» **What you will do**:
Look for the word "Siyam" in the entries below, then copy every line that has it.

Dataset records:
┄┄┄┄┄┄┄┄┄┄┄┄┄┄┄┄┄┄┄┄
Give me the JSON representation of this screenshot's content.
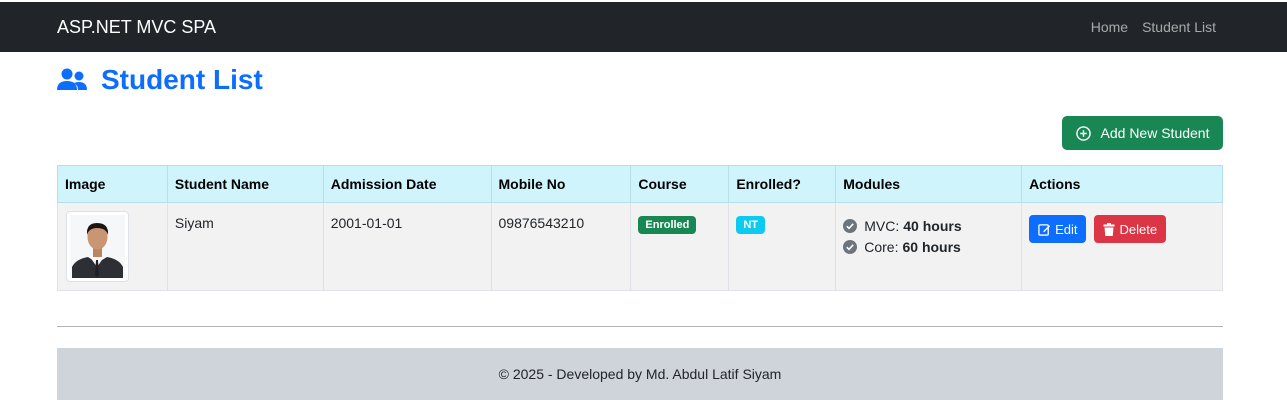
{
  "navbar": {
    "brand": "ASP.NET MVC SPA",
    "links": [
      "Home",
      "Student List"
    ],
    "background": "#212529"
  },
  "page": {
    "title": "Student List",
    "title_icon": "users-icon",
    "accent": "#0d6efd"
  },
  "toolbar": {
    "add_label": "Add New Student",
    "add_icon": "plus-circle-icon",
    "add_color": "#198754"
  },
  "table": {
    "headers": [
      "Image",
      "Student Name",
      "Admission Date",
      "Mobile No",
      "Course",
      "Enrolled?",
      "Modules",
      "Actions"
    ],
    "rows": [
      {
        "image": "student-photo",
        "name": "Siyam",
        "admission_date": "2001-01-01",
        "mobile": "09876543210",
        "course": "Enrolled",
        "enrolled": "NT",
        "modules": [
          {
            "label": "MVC:",
            "hours": "40 hours"
          },
          {
            "label": "Core:",
            "hours": "60 hours"
          }
        ],
        "edit_label": "Edit",
        "delete_label": "Delete"
      }
    ]
  },
  "footer": {
    "text": "© 2025 - Developed by Md. Abdul Latif Siyam"
  }
}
┄┄┄┄┄┄┄┄┄┄┄┄┄┄┄┄┄┄┄┄
» **Written solution**:
        "name": "Siyam",
    "text": "© 2025 - Developed by Md. Abdul Latif Siyam"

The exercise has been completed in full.